"""
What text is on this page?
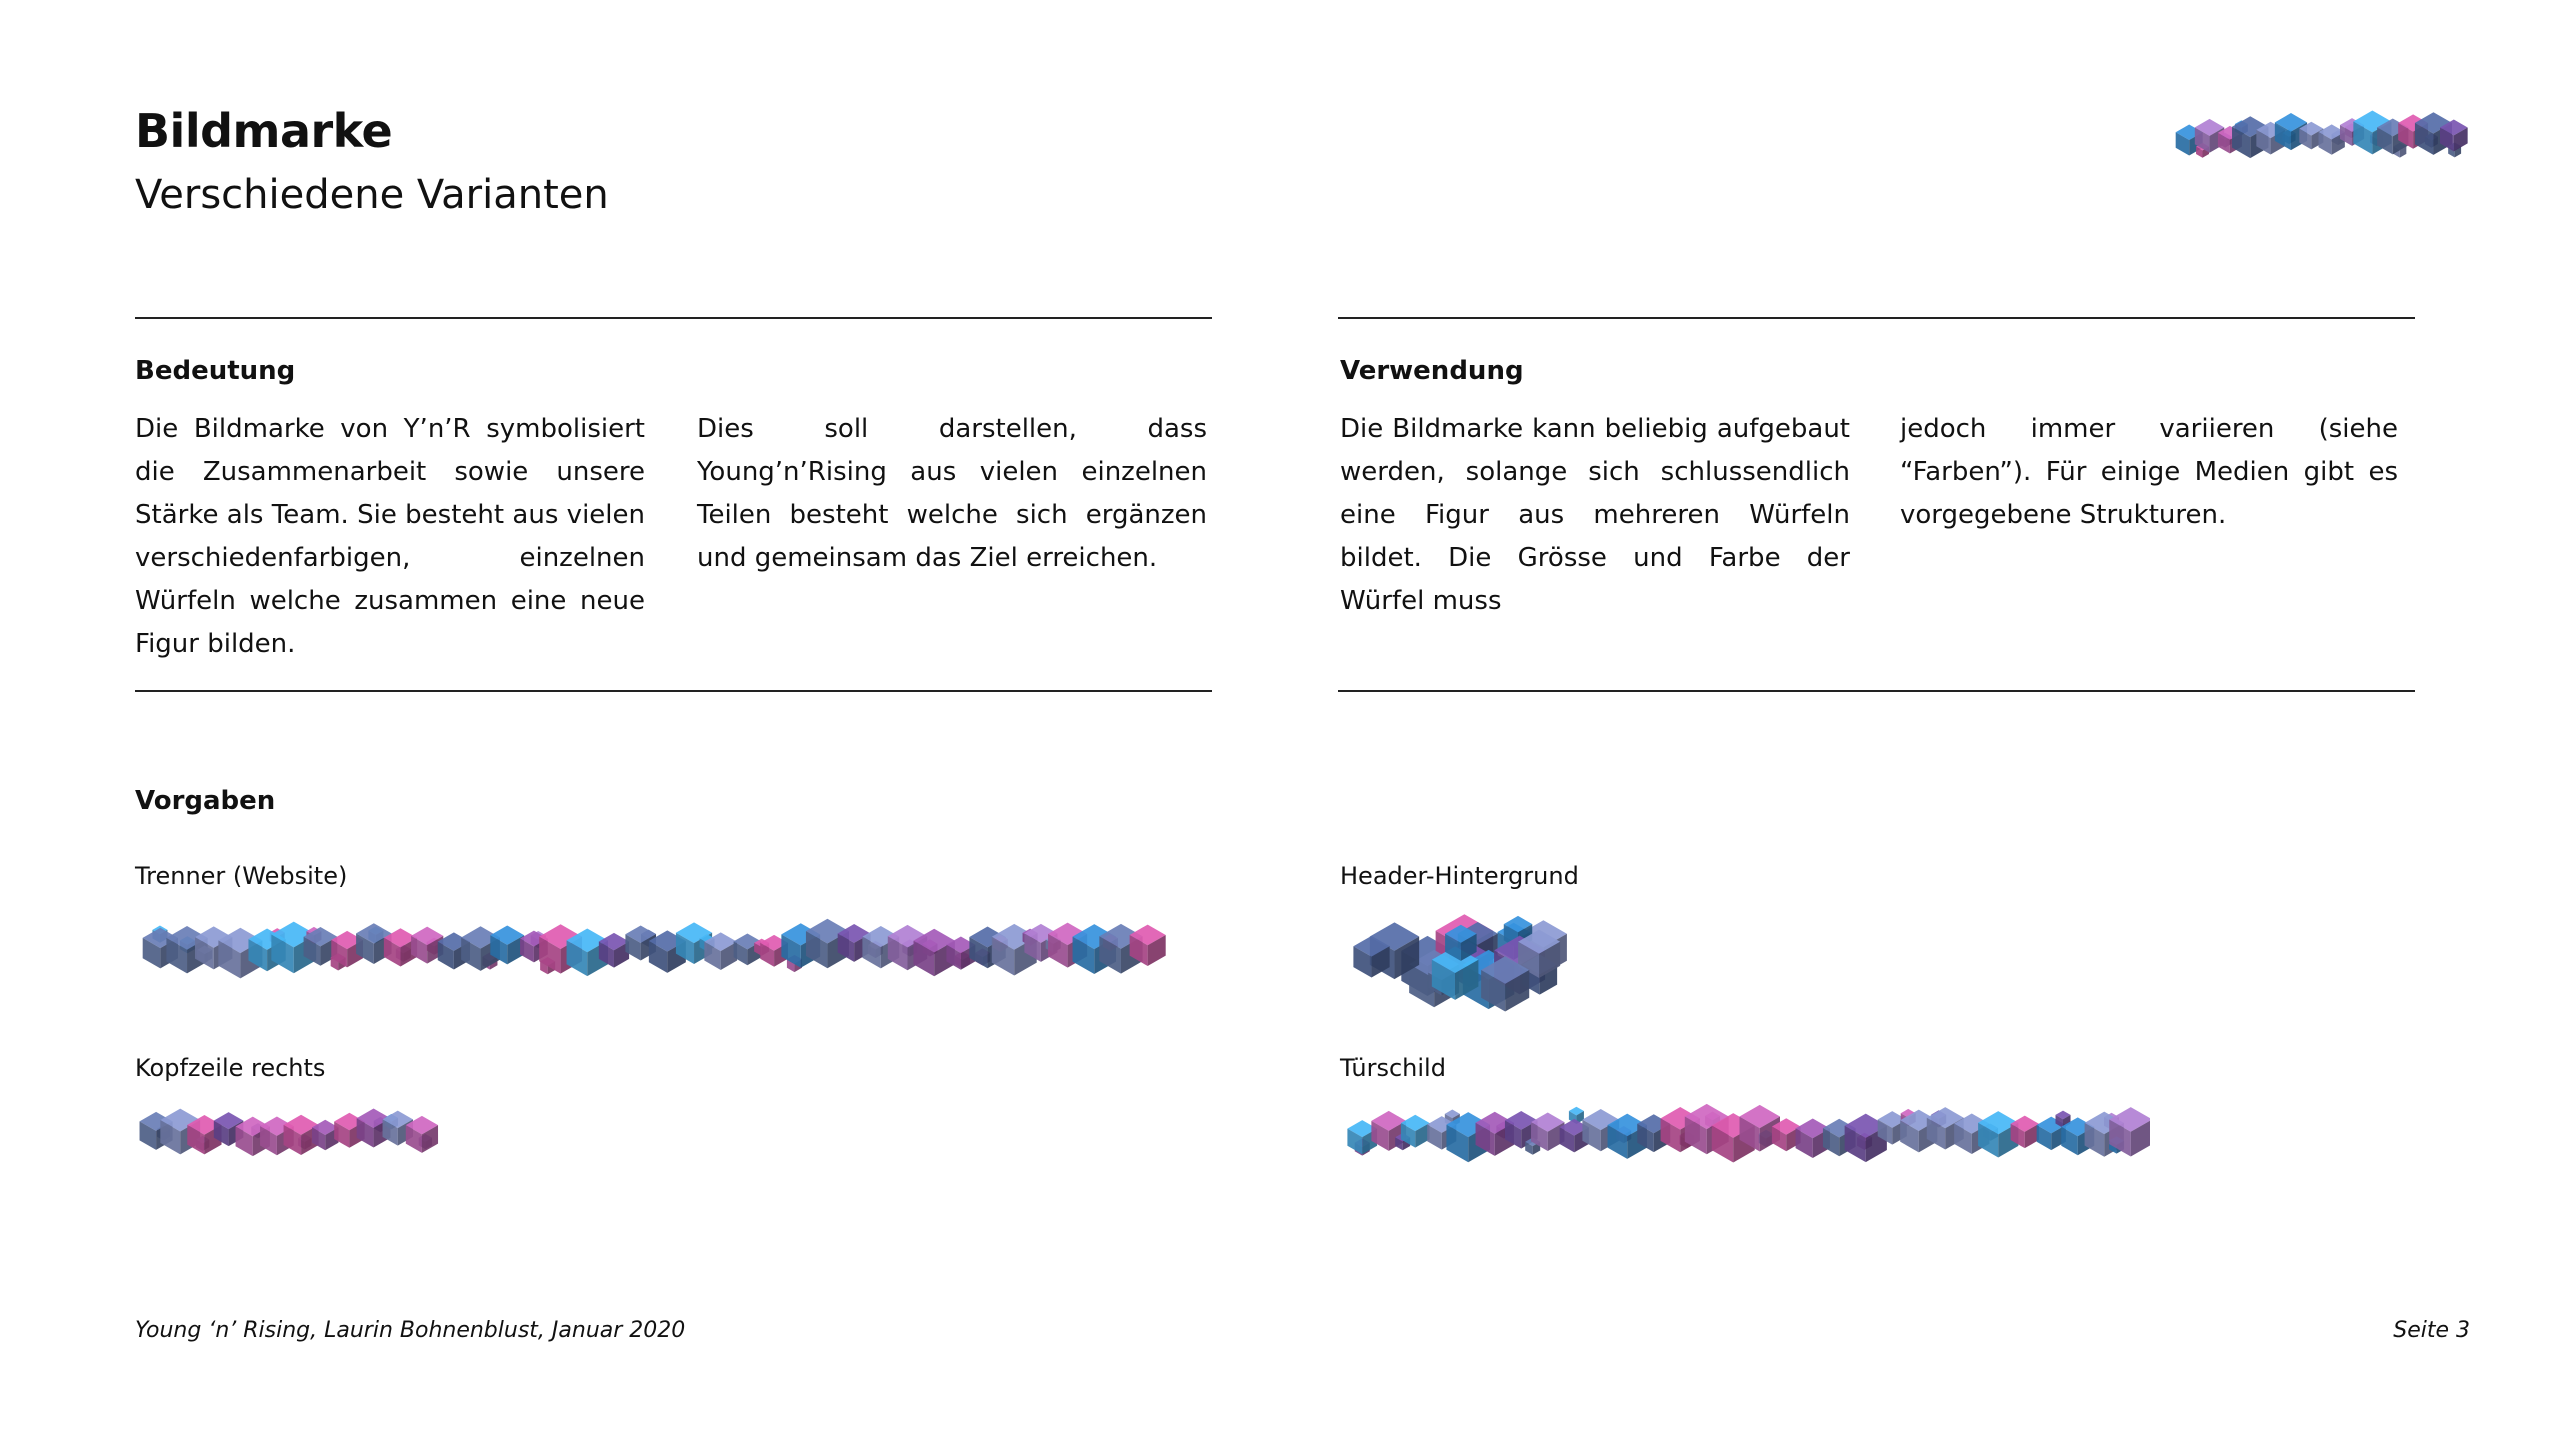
Bildmarke
Verschiedene Varianten
Bedeutung

Die Bildmarke von Y’n’R symbolisiert die Zusammenarbeit sowie unsere Stärke als Team. Sie besteht aus vielen verschiedenfarbigen, einzelnen Würfeln welche zusammen eine neue Figur bilden.

Dies soll darstellen, dass Young’n’Rising aus vielen einzelnen Teilen besteht welche sich ergänzen und gemeinsam das Ziel erreichen.

Verwendung

Die Bildmarke kann beliebig aufgebaut werden, solange sich schlussendlich eine Figur aus mehreren Würfeln bildet. Die Grösse und Farbe der Würfel muss

jedoch immer variieren (siehe “Farben”). Für einige Medien gibt es vorgegebene Strukturen.

Vorgaben
Trenner (Website)	Header-Hintergrund
Kopfzeile rechts	Türschild
Young ‘n’ Rising, Laurin Bohnenblust, Januar 2020	Seite 3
"""
GIVEN INSTRUCTION
Write out again every line above exactly as given; the pictures do not belong in the copy.

CORRECT OUTPUT
What text is on this page?
Bildmarke
Verschiedene Varianten
Bedeutung

Die Bildmarke von Y’n’R symbolisiert die Zusammenarbeit sowie unsere Stärke als Team. Sie besteht aus vielen verschiedenfarbigen, einzelnen Würfeln welche zusammen eine neue Figur bilden.

Dies soll darstellen, dass Young’n’Rising aus vielen einzelnen Teilen besteht welche sich ergänzen und gemeinsam das Ziel erreichen.

Verwendung

Die Bildmarke kann beliebig aufgebaut werden, solange sich schlussendlich eine Figur aus mehreren Würfeln bildet. Die Grösse und Farbe der Würfel muss

jedoch immer variieren (siehe “Farben”). Für einige Medien gibt es vorgegebene Strukturen.

Vorgaben
Trenner (Website)	Header-Hintergrund
Kopfzeile rechts	Türschild
Young ‘n’ Rising, Laurin Bohnenblust, Januar 2020	Seite 3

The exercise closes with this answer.